| Stored records |
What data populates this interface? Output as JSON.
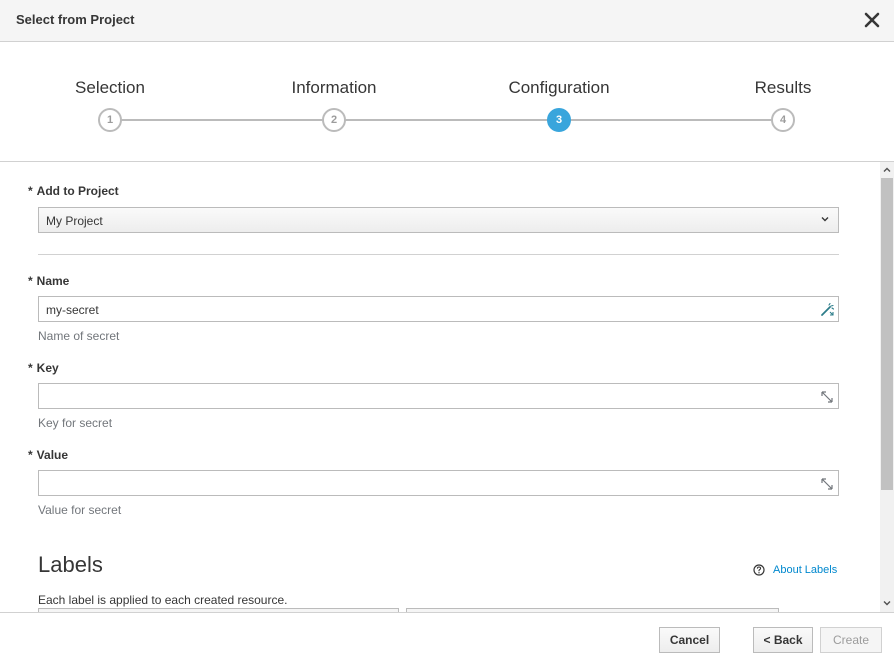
{
  "header": {
    "title": "Select from Project"
  },
  "wizard": {
    "steps": [
      {
        "label": "Selection",
        "number": "1",
        "active": false
      },
      {
        "label": "Information",
        "number": "2",
        "active": false
      },
      {
        "label": "Configuration",
        "number": "3",
        "active": true
      },
      {
        "label": "Results",
        "number": "4",
        "active": false
      }
    ]
  },
  "form": {
    "project": {
      "label": "Add to Project",
      "required_mark": "*",
      "value": "My Project"
    },
    "name": {
      "label": "Name",
      "required_mark": "*",
      "value": "my-secret",
      "help": "Name of secret"
    },
    "key": {
      "label": "Key",
      "required_mark": "*",
      "value": "",
      "help": "Key for secret"
    },
    "value": {
      "label": "Value",
      "required_mark": "*",
      "value": "",
      "help": "Value for secret"
    }
  },
  "labels": {
    "heading": "Labels",
    "about_link": "About Labels",
    "help": "Each label is applied to each created resource."
  },
  "footer": {
    "cancel": "Cancel",
    "back": "< Back",
    "create": "Create"
  },
  "colors": {
    "accent": "#39a5dc",
    "link": "#0088ce",
    "border": "#bbbbbb"
  },
  "icons": [
    "close-icon",
    "chevron-down-icon",
    "magic-wand-icon",
    "expand-icon",
    "question-circle-icon"
  ]
}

| Description of the task |
Search the data for "secret". Copy every matching line.

| Answer for the task |
      "value": "my-secret",
      "help": "Name of secret"
      "help": "Key for secret"
      "help": "Value for secret"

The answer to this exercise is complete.